# PROBLEM:
Present each line of the entries below that holds the word "detached".

# INPUT ROWS:
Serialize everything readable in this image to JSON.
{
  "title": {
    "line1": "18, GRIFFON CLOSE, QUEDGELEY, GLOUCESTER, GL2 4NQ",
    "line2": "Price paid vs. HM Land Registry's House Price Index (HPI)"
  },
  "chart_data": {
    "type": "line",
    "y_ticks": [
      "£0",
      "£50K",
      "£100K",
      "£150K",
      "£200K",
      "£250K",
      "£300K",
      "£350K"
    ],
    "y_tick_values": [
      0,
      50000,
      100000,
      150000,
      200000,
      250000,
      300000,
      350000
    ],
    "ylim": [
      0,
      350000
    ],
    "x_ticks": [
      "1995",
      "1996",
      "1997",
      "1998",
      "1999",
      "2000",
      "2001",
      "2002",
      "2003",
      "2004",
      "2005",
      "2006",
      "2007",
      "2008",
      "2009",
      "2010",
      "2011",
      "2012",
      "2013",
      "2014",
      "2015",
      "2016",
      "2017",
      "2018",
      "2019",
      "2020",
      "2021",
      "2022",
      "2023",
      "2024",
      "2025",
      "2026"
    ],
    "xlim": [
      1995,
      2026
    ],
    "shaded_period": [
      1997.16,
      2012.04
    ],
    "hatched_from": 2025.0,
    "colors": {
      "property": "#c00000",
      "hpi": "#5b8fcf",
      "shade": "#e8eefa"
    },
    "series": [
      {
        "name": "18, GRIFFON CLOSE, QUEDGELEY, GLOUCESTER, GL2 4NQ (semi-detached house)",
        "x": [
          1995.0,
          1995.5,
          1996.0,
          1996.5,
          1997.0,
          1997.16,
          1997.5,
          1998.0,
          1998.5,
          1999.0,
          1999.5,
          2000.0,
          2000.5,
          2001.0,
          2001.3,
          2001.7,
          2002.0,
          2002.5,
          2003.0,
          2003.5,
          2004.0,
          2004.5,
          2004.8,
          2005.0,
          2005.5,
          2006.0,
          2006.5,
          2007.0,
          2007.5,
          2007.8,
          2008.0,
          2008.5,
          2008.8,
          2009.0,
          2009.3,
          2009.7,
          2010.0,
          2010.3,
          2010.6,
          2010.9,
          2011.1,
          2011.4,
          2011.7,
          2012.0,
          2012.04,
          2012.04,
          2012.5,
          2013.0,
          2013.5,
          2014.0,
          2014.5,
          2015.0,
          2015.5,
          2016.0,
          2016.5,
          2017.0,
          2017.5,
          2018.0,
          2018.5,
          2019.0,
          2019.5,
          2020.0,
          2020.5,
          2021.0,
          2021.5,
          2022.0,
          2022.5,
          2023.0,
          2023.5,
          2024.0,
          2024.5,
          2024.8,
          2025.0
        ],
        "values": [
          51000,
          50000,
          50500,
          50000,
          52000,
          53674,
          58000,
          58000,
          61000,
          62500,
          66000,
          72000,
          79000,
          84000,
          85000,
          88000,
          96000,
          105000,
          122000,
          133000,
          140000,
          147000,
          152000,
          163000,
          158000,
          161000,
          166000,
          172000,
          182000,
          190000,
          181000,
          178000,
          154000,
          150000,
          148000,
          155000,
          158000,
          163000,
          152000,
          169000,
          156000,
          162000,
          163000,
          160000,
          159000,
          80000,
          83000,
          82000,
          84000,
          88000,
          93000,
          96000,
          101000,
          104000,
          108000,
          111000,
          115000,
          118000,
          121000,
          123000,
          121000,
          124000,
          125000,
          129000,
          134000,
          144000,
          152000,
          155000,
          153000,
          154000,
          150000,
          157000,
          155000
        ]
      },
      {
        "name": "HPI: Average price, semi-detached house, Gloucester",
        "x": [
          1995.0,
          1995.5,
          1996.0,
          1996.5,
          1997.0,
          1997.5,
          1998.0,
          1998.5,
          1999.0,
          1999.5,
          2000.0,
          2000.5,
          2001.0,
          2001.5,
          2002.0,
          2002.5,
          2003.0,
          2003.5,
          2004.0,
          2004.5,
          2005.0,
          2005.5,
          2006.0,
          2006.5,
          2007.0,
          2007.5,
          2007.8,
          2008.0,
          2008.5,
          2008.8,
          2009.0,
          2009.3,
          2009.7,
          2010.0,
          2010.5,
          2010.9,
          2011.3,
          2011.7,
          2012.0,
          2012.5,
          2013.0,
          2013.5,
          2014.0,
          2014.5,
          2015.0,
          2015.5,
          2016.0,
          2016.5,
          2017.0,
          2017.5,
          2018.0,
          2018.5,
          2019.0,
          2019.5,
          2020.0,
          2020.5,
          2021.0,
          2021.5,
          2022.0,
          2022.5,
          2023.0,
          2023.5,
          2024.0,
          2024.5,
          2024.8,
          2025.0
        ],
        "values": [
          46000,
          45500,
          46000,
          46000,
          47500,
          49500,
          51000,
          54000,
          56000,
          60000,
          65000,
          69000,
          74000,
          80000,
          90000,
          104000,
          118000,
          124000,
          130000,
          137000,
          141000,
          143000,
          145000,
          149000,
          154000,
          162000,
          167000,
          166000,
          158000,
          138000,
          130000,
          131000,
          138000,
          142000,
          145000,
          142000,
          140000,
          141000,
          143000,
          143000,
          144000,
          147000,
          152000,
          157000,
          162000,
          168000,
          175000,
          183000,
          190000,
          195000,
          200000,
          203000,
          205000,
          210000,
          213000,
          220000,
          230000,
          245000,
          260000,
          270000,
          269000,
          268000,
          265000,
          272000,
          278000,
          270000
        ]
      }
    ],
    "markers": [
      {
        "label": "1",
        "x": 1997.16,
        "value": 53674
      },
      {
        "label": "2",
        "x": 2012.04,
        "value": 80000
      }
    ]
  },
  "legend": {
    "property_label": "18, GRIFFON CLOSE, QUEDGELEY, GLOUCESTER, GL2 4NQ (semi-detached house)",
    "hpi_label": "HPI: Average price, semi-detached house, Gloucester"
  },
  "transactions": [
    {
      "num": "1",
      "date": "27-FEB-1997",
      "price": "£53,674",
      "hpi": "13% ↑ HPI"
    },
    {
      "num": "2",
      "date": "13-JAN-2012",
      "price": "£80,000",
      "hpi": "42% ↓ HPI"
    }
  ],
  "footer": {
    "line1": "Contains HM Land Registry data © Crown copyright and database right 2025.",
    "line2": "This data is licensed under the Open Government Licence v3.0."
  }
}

# EXERCISE ANSWER:
        "name": "18, GRIFFON CLOSE, QUEDGELEY, GLOUCESTER, GL2 4NQ (semi-detached house)",
        "name": "HPI: Average price, semi-detached house, Gloucester",
    "property_label": "18, GRIFFON CLOSE, QUEDGELEY, GLOUCESTER, GL2 4NQ (semi-detached house)",
    "hpi_label": "HPI: Average price, semi-detached house, Gloucester"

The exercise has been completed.